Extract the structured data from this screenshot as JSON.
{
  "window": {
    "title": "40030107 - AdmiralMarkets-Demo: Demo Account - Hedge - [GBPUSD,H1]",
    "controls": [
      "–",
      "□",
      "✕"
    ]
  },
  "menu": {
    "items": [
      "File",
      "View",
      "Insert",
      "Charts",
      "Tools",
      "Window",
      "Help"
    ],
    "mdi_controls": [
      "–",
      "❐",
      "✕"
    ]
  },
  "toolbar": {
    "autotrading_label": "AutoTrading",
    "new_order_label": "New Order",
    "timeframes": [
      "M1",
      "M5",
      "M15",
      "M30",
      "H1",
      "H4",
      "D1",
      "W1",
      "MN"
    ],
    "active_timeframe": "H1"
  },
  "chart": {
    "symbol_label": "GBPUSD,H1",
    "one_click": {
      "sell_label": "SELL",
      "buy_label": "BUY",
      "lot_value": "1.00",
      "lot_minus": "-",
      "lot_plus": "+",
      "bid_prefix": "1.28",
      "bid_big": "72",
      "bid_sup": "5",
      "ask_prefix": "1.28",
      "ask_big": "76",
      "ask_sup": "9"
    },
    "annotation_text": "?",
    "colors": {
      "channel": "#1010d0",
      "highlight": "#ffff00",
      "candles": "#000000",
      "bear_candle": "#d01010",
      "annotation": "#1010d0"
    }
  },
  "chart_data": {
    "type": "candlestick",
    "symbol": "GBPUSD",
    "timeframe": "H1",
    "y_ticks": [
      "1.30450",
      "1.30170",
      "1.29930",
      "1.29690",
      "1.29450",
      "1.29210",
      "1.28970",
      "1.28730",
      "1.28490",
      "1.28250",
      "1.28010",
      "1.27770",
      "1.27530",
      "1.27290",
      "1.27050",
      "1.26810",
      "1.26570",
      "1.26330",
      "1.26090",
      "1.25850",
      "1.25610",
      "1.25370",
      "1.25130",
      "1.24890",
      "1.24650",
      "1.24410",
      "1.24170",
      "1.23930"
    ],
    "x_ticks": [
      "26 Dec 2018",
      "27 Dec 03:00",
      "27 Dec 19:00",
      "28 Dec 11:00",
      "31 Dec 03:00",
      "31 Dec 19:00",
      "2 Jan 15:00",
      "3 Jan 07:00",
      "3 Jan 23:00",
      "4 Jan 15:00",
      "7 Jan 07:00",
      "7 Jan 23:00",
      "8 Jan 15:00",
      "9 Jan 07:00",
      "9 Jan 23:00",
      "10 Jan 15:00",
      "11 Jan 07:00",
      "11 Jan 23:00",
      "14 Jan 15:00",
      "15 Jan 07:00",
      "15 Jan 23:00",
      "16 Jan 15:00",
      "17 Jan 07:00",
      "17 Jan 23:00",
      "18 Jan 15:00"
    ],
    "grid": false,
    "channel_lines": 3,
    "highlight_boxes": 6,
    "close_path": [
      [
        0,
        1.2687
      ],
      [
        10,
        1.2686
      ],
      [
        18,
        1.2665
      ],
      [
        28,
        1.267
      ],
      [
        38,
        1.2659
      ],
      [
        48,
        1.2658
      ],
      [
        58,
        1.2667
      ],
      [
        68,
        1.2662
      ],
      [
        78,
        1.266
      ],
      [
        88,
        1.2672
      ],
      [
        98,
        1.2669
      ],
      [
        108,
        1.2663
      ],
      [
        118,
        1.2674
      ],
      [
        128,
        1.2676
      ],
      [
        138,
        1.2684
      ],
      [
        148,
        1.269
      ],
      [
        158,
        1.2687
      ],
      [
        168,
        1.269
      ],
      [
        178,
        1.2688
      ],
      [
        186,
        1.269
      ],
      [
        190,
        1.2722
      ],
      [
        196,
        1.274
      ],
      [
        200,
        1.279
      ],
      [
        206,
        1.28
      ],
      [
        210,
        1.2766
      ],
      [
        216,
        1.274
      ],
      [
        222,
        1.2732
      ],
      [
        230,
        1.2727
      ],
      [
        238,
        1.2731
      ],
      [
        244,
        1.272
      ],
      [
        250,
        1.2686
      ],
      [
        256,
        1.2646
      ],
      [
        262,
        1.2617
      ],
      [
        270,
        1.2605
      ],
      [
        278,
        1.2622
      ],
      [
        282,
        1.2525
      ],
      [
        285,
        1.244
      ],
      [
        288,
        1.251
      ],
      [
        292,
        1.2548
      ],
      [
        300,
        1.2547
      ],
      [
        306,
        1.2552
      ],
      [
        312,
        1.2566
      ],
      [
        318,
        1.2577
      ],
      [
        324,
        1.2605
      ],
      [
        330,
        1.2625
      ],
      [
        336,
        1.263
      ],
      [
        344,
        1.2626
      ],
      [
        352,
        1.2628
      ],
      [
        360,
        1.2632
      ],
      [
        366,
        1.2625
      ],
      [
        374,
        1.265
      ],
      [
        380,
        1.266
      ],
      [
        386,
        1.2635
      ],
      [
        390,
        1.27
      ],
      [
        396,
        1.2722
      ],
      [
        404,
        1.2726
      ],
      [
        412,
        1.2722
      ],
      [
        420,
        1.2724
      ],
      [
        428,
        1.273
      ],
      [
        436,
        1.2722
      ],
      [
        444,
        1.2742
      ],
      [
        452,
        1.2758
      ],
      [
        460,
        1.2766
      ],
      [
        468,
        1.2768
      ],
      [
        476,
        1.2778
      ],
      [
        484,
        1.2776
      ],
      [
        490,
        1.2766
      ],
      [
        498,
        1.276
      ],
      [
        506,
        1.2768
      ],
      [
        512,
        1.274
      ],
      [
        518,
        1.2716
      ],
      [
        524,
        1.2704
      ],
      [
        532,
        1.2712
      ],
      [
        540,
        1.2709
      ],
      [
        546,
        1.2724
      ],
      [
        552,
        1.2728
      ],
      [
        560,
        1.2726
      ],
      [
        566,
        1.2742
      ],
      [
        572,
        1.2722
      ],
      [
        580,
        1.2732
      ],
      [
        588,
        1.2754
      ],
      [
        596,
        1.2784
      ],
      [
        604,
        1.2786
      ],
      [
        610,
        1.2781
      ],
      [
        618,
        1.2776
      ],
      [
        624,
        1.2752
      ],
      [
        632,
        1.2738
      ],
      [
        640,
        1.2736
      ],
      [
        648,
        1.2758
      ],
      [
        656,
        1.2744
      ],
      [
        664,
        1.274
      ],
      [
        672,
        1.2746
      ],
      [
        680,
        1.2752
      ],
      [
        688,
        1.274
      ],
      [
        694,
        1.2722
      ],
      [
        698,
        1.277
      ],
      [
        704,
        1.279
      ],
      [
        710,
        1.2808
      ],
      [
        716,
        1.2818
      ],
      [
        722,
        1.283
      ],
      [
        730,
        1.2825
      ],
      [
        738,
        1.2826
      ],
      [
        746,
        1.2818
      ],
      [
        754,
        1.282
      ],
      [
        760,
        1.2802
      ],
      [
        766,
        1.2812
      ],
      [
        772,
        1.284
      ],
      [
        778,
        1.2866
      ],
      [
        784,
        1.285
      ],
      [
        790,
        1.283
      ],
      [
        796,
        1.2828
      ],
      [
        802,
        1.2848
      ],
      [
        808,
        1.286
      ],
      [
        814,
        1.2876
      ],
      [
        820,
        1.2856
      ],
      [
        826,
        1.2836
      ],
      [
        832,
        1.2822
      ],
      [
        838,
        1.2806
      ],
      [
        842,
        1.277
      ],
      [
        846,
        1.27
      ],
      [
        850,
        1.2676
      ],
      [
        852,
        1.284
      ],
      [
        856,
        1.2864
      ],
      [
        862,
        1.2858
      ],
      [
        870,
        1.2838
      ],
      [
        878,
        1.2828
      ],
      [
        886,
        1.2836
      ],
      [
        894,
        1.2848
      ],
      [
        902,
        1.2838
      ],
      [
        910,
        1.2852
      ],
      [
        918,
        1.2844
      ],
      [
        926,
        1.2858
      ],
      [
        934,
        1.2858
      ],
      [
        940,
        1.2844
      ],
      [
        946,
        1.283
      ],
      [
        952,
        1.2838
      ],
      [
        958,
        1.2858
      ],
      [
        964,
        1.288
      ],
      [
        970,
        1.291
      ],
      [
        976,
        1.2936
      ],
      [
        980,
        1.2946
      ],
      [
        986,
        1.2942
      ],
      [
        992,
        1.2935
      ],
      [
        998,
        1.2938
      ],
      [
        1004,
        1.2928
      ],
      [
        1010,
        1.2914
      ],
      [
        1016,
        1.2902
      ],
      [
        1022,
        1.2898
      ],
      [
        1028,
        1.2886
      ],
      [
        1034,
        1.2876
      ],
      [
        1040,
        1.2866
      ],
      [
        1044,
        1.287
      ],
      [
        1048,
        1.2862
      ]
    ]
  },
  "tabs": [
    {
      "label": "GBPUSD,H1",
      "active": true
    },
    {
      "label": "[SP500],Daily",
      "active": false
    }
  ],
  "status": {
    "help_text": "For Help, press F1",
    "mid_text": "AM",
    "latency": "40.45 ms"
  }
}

[Problem to solve]
List every line from the entries above in which "GBPUSD" appears.

[Result of the exercise]
    "title": "40030107 - AdmiralMarkets-Demo: Demo Account - Hedge - [GBPUSD,H1]",
    "symbol_label": "GBPUSD,H1",
    "symbol": "GBPUSD",
      "label": "GBPUSD,H1",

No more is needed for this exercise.